_PROBLEM STATEMENT_
Reproduce word for word the passage of the interview on Reformation theology that falls between "Question: Would you" and "general humanistic spirit?", inclusive.

_PAGE TEXT_
Question: Dr. Packer, you have done a great deal of writing and speaking on the subject of the need for a new reformation, a new awareness of the sovereignty and grace of God in our day. How do you assess the condition of the state of evangelicalism as it presently exists, and what do you think we can do about that condition?

Augustine (4th-5th Centuries)
Packer: I see evangelical strength needing desperately to be undergirded by Reformation convictions. If you do not see deep into the problem, you do not see deep into the solution. My fear is that a lot of evangelicals today are just not seeing deep enough in both the problem and the need. But Reformation theology takes you down to the very depth of the human problem. And actually, the Reformation itself was a recovery of the tremendous contribution that the great St. Augustine made back at the turn of the fourth and fifth centuries. He was the man who, more than anyone else in Christendom, saw to the heart of the real problem. He saw how much damage sin had done, how completely we were oriented away from God by nature. He is the one who left us that phrase 'original sin' which he got from the text of Psalm 51:5:

'Surely I was sinful at birth, sinful from the time my mother conceived me.'

He also saw in response to our sinful condition, how great a work of transformation was needed by the grace of God in human lives. The sixteenth-century Reformers stood on Augustine's shoulders at this point. Of course, they clarified the great truth that justification by faith is the way in which the grace of God reaches us. We need, even today, a Christianity that is as deep and strong as that. And this, it seems to me, is where modern evangelicalism is lacking.

Question: Would you say that there is a connection or a similarity between the man-centered theology of evangelicalism and the general humanistic spirit?

John Calvin, 16th Century
Packer: Yes, although I think that it is an indirect connection. Secular humanism, you see, is very man-centered. It encourages every individual to regard his or her own personal happiness as the supreme value. And the kind of evangelical religion which does not challenge this self-centered, self-absorbed standpoint, but, rather, reinforces it by making one's religious experience the most important thing in the world, or God's gift of personal contentment, happiness, joy, good feelings, or that kind of thing, is simply echoing the tenets of this type of modern humanism. A Reformational emphasis, however, challenges this by asserting that God is the centre, not man. We must recognize that he is at the heart of things and that we exist for his glory, that is to say, we exist for him, not he for us. And it is only as we set ourselves to glorify him as the one who supremely matters that we are going to enter into the joy and fulfillment which being a Christian brings. The first question of the Westminster Shorter Catechism puts it so well: 'What is the chief end of men?' answer: Man's chief end is to glorify God and enjoy him forever. The enjoyment comes as we set ourselves to glorify God. But if our concern is with the enjoyment, then we won't be glorifying God.

_RECORD EXCERPTS_
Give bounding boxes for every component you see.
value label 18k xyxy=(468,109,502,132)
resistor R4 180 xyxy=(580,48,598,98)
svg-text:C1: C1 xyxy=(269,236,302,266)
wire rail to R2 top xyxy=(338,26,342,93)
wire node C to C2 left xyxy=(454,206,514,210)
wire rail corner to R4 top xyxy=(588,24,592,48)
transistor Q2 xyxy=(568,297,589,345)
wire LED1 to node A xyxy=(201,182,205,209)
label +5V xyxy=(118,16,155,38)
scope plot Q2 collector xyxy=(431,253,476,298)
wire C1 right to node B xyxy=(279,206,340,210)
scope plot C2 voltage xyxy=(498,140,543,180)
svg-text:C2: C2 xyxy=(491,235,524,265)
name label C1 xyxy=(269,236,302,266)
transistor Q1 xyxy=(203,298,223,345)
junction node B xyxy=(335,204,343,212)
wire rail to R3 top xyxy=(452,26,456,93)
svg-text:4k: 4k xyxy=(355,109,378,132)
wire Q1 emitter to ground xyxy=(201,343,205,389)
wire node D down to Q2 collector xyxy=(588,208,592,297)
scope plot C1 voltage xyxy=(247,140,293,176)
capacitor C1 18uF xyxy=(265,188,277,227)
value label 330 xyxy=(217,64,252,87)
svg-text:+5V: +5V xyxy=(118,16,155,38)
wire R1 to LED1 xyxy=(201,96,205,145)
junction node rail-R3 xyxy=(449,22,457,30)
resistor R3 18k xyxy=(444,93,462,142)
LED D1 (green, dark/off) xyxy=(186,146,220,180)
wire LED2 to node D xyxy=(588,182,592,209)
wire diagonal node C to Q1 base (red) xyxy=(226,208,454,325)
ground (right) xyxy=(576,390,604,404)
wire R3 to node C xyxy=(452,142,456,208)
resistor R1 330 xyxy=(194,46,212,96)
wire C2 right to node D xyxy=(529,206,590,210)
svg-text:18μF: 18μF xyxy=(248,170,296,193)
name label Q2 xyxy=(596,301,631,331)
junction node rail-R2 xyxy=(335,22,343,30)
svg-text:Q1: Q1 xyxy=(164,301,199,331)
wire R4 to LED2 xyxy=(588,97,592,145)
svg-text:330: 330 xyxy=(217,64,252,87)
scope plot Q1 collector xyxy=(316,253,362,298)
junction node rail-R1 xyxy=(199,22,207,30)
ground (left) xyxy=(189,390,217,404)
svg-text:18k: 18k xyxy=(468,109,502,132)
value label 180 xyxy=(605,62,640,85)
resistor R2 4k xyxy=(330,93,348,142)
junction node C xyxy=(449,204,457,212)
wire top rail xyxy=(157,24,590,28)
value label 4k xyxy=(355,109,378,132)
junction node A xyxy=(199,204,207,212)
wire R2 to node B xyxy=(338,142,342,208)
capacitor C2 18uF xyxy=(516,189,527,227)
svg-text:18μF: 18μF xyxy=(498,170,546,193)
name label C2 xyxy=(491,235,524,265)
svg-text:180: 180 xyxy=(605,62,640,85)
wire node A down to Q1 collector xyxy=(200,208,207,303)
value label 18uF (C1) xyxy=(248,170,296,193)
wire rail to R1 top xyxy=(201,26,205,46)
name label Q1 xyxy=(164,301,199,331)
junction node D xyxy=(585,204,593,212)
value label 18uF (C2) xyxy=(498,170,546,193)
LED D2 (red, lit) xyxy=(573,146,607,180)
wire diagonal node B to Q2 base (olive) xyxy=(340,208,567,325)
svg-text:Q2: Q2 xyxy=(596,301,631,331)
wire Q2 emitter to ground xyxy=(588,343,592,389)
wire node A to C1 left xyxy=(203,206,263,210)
---
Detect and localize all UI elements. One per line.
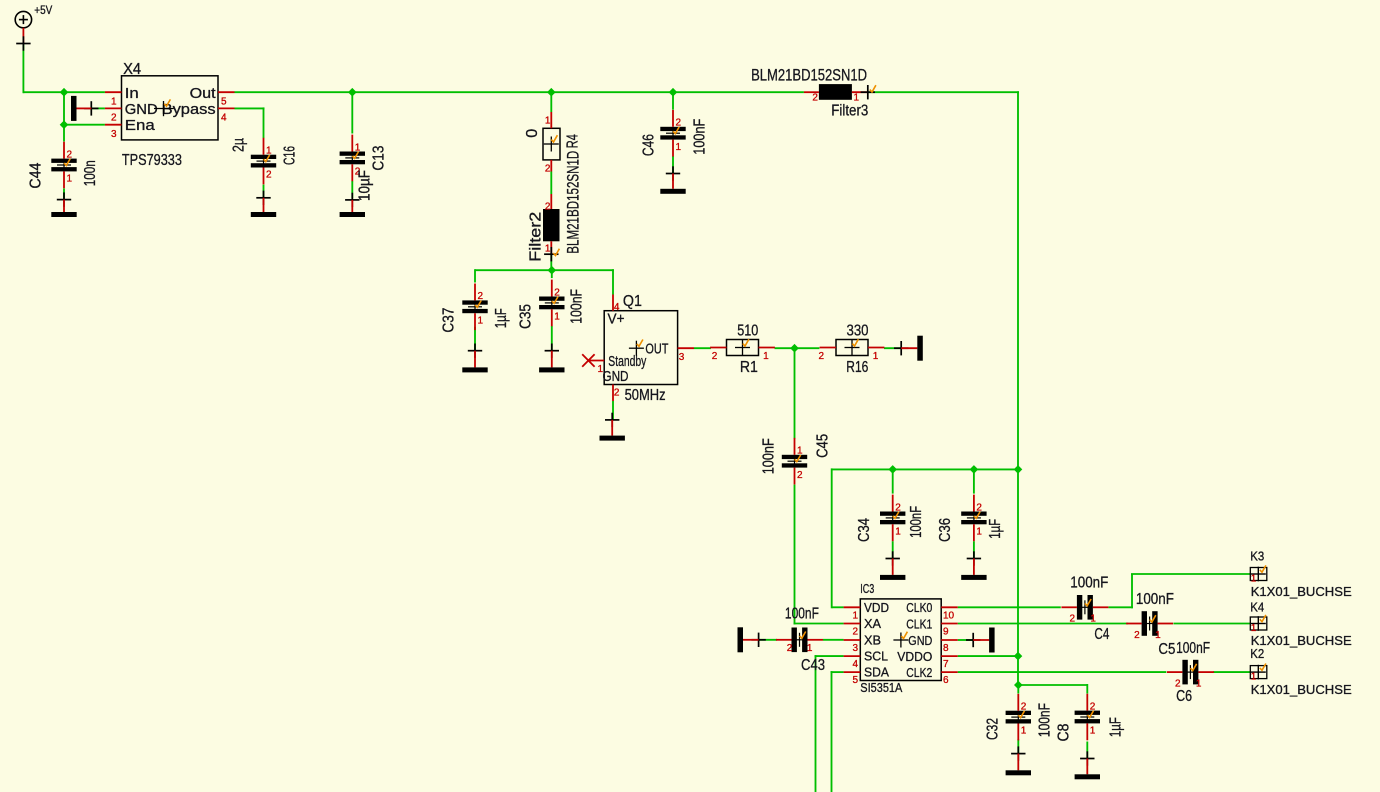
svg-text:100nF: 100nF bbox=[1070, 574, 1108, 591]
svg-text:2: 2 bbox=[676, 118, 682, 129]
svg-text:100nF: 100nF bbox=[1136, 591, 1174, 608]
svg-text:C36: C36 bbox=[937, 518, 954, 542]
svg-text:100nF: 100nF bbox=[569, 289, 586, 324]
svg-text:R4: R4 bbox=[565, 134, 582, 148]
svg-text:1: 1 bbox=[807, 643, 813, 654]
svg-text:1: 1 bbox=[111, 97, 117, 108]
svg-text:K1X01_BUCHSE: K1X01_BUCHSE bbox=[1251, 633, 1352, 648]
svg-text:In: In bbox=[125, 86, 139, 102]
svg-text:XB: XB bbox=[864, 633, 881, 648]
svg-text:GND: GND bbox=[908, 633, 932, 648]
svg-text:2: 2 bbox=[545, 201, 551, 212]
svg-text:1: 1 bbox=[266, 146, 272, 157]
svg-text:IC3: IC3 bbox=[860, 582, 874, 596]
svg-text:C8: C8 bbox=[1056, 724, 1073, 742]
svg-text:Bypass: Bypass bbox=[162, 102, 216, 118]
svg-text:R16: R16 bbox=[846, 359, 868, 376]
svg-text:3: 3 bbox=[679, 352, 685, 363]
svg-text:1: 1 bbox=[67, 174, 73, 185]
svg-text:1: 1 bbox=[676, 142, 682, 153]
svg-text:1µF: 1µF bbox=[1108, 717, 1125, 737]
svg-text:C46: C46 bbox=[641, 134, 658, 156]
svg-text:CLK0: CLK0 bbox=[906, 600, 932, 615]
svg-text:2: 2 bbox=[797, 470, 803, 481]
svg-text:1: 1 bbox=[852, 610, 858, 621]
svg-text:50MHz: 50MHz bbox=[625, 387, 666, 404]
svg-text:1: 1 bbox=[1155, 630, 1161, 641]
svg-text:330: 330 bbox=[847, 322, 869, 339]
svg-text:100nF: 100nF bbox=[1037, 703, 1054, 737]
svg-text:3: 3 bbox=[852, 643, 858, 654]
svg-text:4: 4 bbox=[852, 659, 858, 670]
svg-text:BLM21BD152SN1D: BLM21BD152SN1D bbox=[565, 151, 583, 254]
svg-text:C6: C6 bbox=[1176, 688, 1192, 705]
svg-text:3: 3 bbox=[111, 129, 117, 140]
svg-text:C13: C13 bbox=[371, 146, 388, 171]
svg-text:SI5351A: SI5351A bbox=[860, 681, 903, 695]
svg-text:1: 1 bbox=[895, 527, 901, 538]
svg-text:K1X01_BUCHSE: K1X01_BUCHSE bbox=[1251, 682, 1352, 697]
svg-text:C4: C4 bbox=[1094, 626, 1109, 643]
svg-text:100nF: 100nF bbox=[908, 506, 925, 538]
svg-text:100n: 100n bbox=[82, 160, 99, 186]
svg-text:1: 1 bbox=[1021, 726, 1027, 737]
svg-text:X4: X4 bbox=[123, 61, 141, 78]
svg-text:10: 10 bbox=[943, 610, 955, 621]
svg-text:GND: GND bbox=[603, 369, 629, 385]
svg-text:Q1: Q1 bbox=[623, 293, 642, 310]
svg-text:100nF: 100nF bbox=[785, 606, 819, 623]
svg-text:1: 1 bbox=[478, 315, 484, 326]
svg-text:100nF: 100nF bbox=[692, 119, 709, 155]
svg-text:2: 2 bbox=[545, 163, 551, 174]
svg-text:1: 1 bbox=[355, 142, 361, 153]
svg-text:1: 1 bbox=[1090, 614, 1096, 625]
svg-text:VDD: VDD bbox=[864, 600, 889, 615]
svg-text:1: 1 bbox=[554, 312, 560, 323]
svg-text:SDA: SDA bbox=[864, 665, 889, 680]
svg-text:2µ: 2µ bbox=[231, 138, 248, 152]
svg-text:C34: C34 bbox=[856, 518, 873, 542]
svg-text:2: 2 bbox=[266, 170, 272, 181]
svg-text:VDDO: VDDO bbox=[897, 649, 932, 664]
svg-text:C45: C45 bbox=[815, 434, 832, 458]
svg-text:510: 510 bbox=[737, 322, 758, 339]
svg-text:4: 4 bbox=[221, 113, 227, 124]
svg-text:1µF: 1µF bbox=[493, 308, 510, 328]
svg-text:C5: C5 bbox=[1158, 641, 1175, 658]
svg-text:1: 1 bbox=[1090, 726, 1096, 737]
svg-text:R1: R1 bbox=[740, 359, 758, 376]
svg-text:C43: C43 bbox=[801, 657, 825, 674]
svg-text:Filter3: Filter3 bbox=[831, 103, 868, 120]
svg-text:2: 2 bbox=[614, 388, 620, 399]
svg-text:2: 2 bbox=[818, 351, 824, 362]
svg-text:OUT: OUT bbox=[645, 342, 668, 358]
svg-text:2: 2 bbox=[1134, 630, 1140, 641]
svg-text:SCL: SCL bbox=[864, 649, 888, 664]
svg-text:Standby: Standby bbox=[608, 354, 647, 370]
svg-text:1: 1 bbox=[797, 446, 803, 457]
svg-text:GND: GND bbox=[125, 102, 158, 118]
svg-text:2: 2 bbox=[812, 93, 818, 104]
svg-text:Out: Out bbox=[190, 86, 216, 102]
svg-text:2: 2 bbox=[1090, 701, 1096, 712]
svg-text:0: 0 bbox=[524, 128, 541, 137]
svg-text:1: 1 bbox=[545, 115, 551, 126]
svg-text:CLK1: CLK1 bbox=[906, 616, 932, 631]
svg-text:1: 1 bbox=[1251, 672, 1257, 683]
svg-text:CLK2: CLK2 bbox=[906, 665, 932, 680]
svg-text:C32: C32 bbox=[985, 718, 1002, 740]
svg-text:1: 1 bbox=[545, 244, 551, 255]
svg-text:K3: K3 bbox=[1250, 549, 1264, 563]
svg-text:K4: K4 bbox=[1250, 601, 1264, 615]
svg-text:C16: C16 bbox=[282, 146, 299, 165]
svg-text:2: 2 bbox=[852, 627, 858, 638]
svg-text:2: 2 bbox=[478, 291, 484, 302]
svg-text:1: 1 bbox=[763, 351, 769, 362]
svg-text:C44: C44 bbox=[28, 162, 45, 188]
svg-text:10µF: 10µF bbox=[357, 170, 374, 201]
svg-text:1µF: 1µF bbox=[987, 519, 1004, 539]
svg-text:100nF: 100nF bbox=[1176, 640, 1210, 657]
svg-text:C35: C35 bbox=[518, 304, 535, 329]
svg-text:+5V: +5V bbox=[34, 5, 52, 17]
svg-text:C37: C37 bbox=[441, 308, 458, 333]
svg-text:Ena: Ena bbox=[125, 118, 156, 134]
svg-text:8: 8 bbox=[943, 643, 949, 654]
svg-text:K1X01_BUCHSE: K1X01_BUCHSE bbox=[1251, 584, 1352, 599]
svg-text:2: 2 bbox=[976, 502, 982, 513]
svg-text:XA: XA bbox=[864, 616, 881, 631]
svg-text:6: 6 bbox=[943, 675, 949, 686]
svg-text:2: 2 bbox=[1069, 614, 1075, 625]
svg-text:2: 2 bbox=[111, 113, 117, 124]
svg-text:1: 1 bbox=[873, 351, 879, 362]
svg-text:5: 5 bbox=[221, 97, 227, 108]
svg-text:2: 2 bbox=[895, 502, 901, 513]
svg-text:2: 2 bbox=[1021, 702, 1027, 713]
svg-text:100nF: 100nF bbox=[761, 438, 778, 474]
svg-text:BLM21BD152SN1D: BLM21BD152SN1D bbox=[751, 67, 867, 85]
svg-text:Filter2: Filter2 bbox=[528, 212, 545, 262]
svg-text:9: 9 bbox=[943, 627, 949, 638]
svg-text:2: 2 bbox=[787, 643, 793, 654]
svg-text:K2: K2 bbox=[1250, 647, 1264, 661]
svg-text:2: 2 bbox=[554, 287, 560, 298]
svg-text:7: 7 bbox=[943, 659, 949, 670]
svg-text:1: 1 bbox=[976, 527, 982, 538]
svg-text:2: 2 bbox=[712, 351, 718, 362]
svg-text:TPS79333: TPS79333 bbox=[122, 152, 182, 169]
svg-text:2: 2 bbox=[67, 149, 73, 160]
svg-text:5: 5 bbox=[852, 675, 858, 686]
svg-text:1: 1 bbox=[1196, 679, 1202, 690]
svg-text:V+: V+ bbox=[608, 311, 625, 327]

_TASK ANSWER_
Question: Would you say that there is a connection or a similarity between the man-centered theology of evangelicalism and the general humanistic spirit?